SET EXERCISE: Quote every entry word for word.

BEGIN

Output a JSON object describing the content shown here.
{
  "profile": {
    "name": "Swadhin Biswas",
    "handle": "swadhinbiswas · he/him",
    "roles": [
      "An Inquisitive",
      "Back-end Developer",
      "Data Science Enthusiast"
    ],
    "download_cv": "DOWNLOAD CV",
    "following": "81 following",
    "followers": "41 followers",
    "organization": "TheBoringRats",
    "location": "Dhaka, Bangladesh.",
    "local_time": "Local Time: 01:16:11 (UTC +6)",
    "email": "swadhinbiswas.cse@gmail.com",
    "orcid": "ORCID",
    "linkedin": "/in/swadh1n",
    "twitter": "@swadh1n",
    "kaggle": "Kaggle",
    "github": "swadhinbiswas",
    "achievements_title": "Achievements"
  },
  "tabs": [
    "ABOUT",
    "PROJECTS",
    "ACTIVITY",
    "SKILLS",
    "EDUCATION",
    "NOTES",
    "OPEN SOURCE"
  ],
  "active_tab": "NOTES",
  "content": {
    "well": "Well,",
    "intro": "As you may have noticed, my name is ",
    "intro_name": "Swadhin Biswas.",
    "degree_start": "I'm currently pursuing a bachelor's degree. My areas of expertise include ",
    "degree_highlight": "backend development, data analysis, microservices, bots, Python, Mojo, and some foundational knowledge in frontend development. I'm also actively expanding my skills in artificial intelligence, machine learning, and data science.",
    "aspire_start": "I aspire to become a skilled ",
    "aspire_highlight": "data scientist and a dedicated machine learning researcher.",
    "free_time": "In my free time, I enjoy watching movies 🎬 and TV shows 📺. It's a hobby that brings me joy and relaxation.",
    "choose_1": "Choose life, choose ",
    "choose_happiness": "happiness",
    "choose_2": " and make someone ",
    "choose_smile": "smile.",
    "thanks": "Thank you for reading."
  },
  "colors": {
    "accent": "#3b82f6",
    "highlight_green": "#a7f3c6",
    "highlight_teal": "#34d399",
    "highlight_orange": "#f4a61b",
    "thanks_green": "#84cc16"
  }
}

END

FINAL RESULT:
Output a JSON object describing the content shown here.
{
  "profile": {
    "name": "Swadhin Biswas",
    "handle": "swadhinbiswas · he/him",
    "roles": [
      "An Inquisitive",
      "Back-end Developer",
      "Data Science Enthusiast"
    ],
    "download_cv": "DOWNLOAD CV",
    "following": "81 following",
    "followers": "41 followers",
    "organization": "TheBoringRats",
    "location": "Dhaka, Bangladesh.",
    "local_time": "Local Time: 01:16:11 (UTC +6)",
    "email": "swadhinbiswas.cse@gmail.com",
    "orcid": "ORCID",
    "linkedin": "/in/swadh1n",
    "twitter": "@swadh1n",
    "kaggle": "Kaggle",
    "github": "swadhinbiswas",
    "achievements_title": "Achievements"
  },
  "tabs": [
    "ABOUT",
    "PROJECTS",
    "ACTIVITY",
    "SKILLS",
    "EDUCATION",
    "NOTES",
    "OPEN SOURCE"
  ],
  "active_tab": "NOTES",
  "content": {
    "well": "Well,",
    "intro": "As you may have noticed, my name is ",
    "intro_name": "Swadhin Biswas.",
    "degree_start": "I'm currently pursuing a bachelor's degree. My areas of expertise include ",
    "degree_highlight": "backend development, data analysis, microservices, bots, Python, Mojo, and some foundational knowledge in frontend development. I'm also actively expanding my skills in artificial intelligence, machine learning, and data science.",
    "aspire_start": "I aspire to become a skilled ",
    "aspire_highlight": "data scientist and a dedicated machine learning researcher.",
    "free_time": "In my free time, I enjoy watching movies 🎬 and TV shows 📺. It's a hobby that brings me joy and relaxation.",
    "choose_1": "Choose life, choose ",
    "choose_happiness": "happiness",
    "choose_2": " and make someone ",
    "choose_smile": "smile.",
    "thanks": "Thank you for reading."
  },
  "colors": {
    "accent": "#3b82f6",
    "highlight_green": "#a7f3c6",
    "highlight_teal": "#34d399",
    "highlight_orange": "#f4a61b",
    "thanks_green": "#84cc16"
  }
}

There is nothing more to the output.